Items from a dataset:
┄┄┄┄┄┄┄┄┄┄

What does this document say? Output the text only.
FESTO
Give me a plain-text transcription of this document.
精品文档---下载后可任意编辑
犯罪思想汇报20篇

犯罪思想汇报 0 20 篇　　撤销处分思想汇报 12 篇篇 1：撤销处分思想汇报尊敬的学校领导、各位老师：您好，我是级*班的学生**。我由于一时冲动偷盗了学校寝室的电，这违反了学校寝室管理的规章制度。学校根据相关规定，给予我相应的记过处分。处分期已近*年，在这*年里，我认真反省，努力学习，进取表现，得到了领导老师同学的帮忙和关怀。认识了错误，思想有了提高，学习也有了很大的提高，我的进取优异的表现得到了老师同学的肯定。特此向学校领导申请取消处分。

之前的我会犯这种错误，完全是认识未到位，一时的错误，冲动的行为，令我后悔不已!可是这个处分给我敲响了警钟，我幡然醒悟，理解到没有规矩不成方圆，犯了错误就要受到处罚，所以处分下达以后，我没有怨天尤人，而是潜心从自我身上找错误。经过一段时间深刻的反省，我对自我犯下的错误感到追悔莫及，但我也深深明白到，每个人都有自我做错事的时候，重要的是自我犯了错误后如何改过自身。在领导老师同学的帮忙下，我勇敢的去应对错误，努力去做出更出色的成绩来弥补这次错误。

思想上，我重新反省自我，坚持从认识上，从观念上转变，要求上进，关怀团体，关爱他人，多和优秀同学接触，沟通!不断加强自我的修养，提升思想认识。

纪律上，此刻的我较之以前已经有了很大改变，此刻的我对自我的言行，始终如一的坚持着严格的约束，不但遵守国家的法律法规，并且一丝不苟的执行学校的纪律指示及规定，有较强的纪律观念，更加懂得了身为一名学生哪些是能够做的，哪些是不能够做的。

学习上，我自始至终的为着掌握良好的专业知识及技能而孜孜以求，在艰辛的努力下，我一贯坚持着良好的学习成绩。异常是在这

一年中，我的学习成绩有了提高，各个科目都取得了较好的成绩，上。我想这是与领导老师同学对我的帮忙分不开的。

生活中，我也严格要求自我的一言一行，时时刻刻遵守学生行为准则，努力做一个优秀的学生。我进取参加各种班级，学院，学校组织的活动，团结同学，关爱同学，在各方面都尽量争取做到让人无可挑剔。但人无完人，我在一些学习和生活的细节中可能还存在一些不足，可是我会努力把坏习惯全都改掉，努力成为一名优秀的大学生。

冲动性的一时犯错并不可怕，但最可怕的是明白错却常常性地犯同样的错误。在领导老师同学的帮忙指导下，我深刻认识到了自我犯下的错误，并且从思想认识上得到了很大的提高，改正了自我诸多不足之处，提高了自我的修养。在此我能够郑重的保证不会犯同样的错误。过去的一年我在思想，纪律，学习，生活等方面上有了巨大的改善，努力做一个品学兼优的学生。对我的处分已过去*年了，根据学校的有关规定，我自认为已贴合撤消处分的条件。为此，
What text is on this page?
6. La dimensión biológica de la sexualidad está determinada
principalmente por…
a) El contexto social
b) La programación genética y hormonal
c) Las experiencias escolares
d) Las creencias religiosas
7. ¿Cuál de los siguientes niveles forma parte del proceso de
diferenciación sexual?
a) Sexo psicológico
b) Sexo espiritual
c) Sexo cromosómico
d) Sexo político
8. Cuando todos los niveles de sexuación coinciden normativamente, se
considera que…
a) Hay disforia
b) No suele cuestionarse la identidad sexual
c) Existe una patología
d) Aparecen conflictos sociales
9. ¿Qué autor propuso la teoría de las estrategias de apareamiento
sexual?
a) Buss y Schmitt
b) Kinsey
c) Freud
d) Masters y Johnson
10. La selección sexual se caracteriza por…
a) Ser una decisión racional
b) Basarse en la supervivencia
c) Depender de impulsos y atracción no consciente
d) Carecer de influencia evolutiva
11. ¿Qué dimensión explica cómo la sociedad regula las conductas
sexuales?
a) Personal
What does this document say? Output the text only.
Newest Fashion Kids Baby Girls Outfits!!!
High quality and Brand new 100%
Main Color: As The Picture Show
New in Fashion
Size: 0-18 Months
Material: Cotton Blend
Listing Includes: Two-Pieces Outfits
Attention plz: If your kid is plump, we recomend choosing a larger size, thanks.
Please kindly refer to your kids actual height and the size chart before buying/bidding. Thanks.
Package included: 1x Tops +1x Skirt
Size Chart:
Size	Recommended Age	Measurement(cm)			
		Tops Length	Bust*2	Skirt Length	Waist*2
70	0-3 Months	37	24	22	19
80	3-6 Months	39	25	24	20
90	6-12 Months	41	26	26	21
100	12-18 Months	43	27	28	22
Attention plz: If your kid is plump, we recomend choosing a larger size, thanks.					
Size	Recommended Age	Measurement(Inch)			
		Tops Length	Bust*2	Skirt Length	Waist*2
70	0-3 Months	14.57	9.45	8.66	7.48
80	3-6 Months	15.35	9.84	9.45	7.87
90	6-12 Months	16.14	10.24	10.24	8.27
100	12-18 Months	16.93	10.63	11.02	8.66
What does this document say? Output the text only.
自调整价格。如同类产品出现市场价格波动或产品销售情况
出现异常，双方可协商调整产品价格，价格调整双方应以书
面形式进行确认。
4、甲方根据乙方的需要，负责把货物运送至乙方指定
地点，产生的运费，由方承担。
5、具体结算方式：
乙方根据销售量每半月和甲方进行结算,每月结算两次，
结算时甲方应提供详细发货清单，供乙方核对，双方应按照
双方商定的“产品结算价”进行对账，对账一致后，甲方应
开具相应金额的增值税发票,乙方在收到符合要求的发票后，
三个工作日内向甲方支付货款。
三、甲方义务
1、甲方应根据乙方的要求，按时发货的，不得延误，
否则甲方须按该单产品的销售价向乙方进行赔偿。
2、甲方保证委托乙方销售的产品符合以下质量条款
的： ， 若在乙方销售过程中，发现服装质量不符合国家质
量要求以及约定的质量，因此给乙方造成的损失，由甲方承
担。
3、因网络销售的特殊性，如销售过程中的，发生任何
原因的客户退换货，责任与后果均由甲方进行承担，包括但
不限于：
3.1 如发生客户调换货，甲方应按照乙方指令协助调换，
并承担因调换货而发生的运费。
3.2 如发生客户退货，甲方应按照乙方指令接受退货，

┄┄┄┄┄┄┄┄┄┄

Above are the records; retype them all without a single difference.

What does this document say? Output the text only.
FESTO
Give me a plain-text transcription of this document.
精品文档---下载后可任意编辑
犯罪思想汇报20篇

犯罪思想汇报 0 20 篇　　撤销处分思想汇报 12 篇篇 1：撤销处分思想汇报尊敬的学校领导、各位老师：您好，我是级*班的学生**。我由于一时冲动偷盗了学校寝室的电，这违反了学校寝室管理的规章制度。学校根据相关规定，给予我相应的记过处分。处分期已近*年，在这*年里，我认真反省，努力学习，进取表现，得到了领导老师同学的帮忙和关怀。认识了错误，思想有了提高，学习也有了很大的提高，我的进取优异的表现得到了老师同学的肯定。特此向学校领导申请取消处分。

之前的我会犯这种错误，完全是认识未到位，一时的错误，冲动的行为，令我后悔不已!可是这个处分给我敲响了警钟，我幡然醒悟，理解到没有规矩不成方圆，犯了错误就要受到处罚，所以处分下达以后，我没有怨天尤人，而是潜心从自我身上找错误。经过一段时间深刻的反省，我对自我犯下的错误感到追悔莫及，但我也深深明白到，每个人都有自我做错事的时候，重要的是自我犯了错误后如何改过自身。在领导老师同学的帮忙下，我勇敢的去应对错误，努力去做出更出色的成绩来弥补这次错误。

思想上，我重新反省自我，坚持从认识上，从观念上转变，要求上进，关怀团体，关爱他人，多和优秀同学接触，沟通!不断加强自我的修养，提升思想认识。

纪律上，此刻的我较之以前已经有了很大改变，此刻的我对自我的言行，始终如一的坚持着严格的约束，不但遵守国家的法律法规，并且一丝不苟的执行学校的纪律指示及规定，有较强的纪律观念，更加懂得了身为一名学生哪些是能够做的，哪些是不能够做的。

学习上，我自始至终的为着掌握良好的专业知识及技能而孜孜以求，在艰辛的努力下，我一贯坚持着良好的学习成绩。异常是在这

一年中，我的学习成绩有了提高，各个科目都取得了较好的成绩，上。我想这是与领导老师同学对我的帮忙分不开的。

生活中，我也严格要求自我的一言一行，时时刻刻遵守学生行为准则，努力做一个优秀的学生。我进取参加各种班级，学院，学校组织的活动，团结同学，关爱同学，在各方面都尽量争取做到让人无可挑剔。但人无完人，我在一些学习和生活的细节中可能还存在一些不足，可是我会努力把坏习惯全都改掉，努力成为一名优秀的大学生。

冲动性的一时犯错并不可怕，但最可怕的是明白错却常常性地犯同样的错误。在领导老师同学的帮忙指导下，我深刻认识到了自我犯下的错误，并且从思想认识上得到了很大的提高，改正了自我诸多不足之处，提高了自我的修养。在此我能够郑重的保证不会犯同样的错误。过去的一年我在思想，纪律，学习，生活等方面上有了巨大的改善，努力做一个品学兼优的学生。对我的处分已过去*年了，根据学校的有关规定，我自认为已贴合撤消处分的条件。为此，
What text is on this page?
6. La dimensión biológica de la sexualidad está determinada
principalmente por…
a) El contexto social
b) La programación genética y hormonal
c) Las experiencias escolares
d) Las creencias religiosas
7. ¿Cuál de los siguientes niveles forma parte del proceso de
diferenciación sexual?
a) Sexo psicológico
b) Sexo espiritual
c) Sexo cromosómico
d) Sexo político
8. Cuando todos los niveles de sexuación coinciden normativamente, se
considera que…
a) Hay disforia
b) No suele cuestionarse la identidad sexual
c) Existe una patología
d) Aparecen conflictos sociales
9. ¿Qué autor propuso la teoría de las estrategias de apareamiento
sexual?
a) Buss y Schmitt
b) Kinsey
c) Freud
d) Masters y Johnson
10. La selección sexual se caracteriza por…
a) Ser una decisión racional
b) Basarse en la supervivencia
c) Depender de impulsos y atracción no consciente
d) Carecer de influencia evolutiva
11. ¿Qué dimensión explica cómo la sociedad regula las conductas
sexuales?
a) Personal
What does this document say? Output the text only.
Newest Fashion Kids Baby Girls Outfits!!!
High quality and Brand new 100%
Main Color: As The Picture Show
New in Fashion
Size: 0-18 Months
Material: Cotton Blend
Listing Includes: Two-Pieces Outfits
Attention plz: If your kid is plump, we recomend choosing a larger size, thanks.
Please kindly refer to your kids actual height and the size chart before buying/bidding. Thanks.
Package included: 1x Tops +1x Skirt
Size Chart:
Size	Recommended Age	Measurement(cm)			
		Tops Length	Bust*2	Skirt Length	Waist*2
70	0-3 Months	37	24	22	19
80	3-6 Months	39	25	24	20
90	6-12 Months	41	26	26	21
100	12-18 Months	43	27	28	22
Attention plz: If your kid is plump, we recomend choosing a larger size, thanks.					
Size	Recommended Age	Measurement(Inch)			
		Tops Length	Bust*2	Skirt Length	Waist*2
70	0-3 Months	14.57	9.45	8.66	7.48
80	3-6 Months	15.35	9.84	9.45	7.87
90	6-12 Months	16.14	10.24	10.24	8.27
100	12-18 Months	16.93	10.63	11.02	8.66
What does this document say? Output the text only.
自调整价格。如同类产品出现市场价格波动或产品销售情况
出现异常，双方可协商调整产品价格，价格调整双方应以书
面形式进行确认。
4、甲方根据乙方的需要，负责把货物运送至乙方指定
地点，产生的运费，由方承担。
5、具体结算方式：
乙方根据销售量每半月和甲方进行结算,每月结算两次，
结算时甲方应提供详细发货清单，供乙方核对，双方应按照
双方商定的“产品结算价”进行对账，对账一致后，甲方应
开具相应金额的增值税发票,乙方在收到符合要求的发票后，
三个工作日内向甲方支付货款。
三、甲方义务
1、甲方应根据乙方的要求，按时发货的，不得延误，
否则甲方须按该单产品的销售价向乙方进行赔偿。
2、甲方保证委托乙方销售的产品符合以下质量条款
的： ， 若在乙方销售过程中，发现服装质量不符合国家质
量要求以及约定的质量，因此给乙方造成的损失，由甲方承
担。
3、因网络销售的特殊性，如销售过程中的，发生任何
原因的客户退换货，责任与后果均由甲方进行承担，包括但
不限于：
3.1 如发生客户调换货，甲方应按照乙方指令协助调换，
并承担因调换货而发生的运费。
3.2 如发生客户退货，甲方应按照乙方指令接受退货，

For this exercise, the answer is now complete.